# Aim of the task
Copy the records that follow exactly as written, but not their pictures.

# Extracted records

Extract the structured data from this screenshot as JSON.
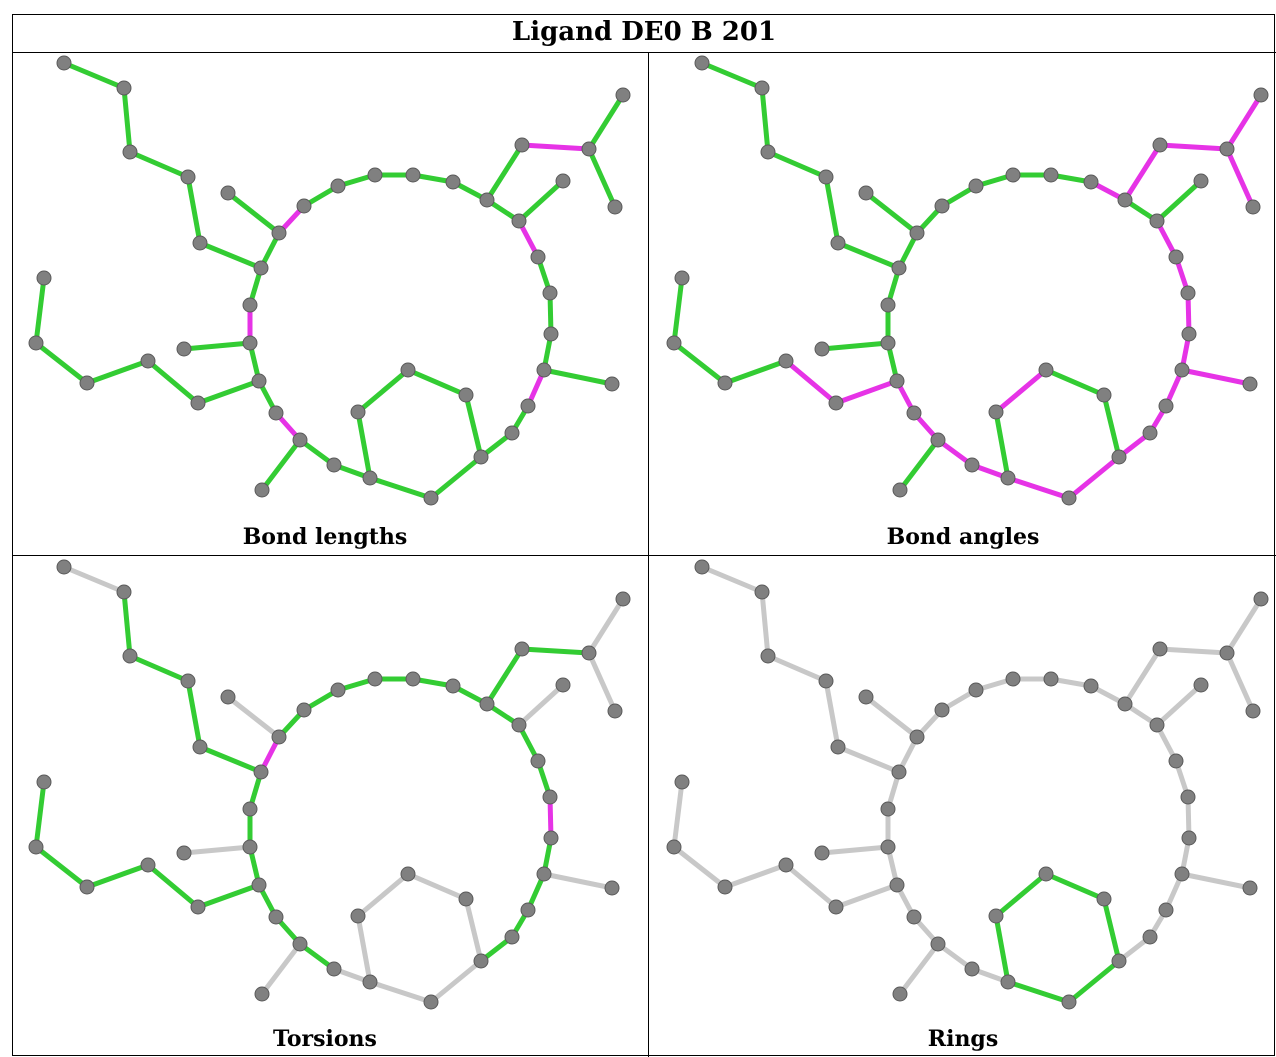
{
  "title": "Ligand DE0 B 201",
  "panels": [
    {
      "caption": "Bond lengths"
    },
    {
      "caption": "Bond angles"
    },
    {
      "caption": "Torsions"
    },
    {
      "caption": "Rings"
    }
  ]
}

# Task answer
Extract the structured data from this screenshot as JSON.
{
  "title": "Ligand DE0 B 201",
  "panels": [
    {
      "caption": "Bond lengths"
    },
    {
      "caption": "Bond angles"
    },
    {
      "caption": "Torsions"
    },
    {
      "caption": "Rings"
    }
  ]
}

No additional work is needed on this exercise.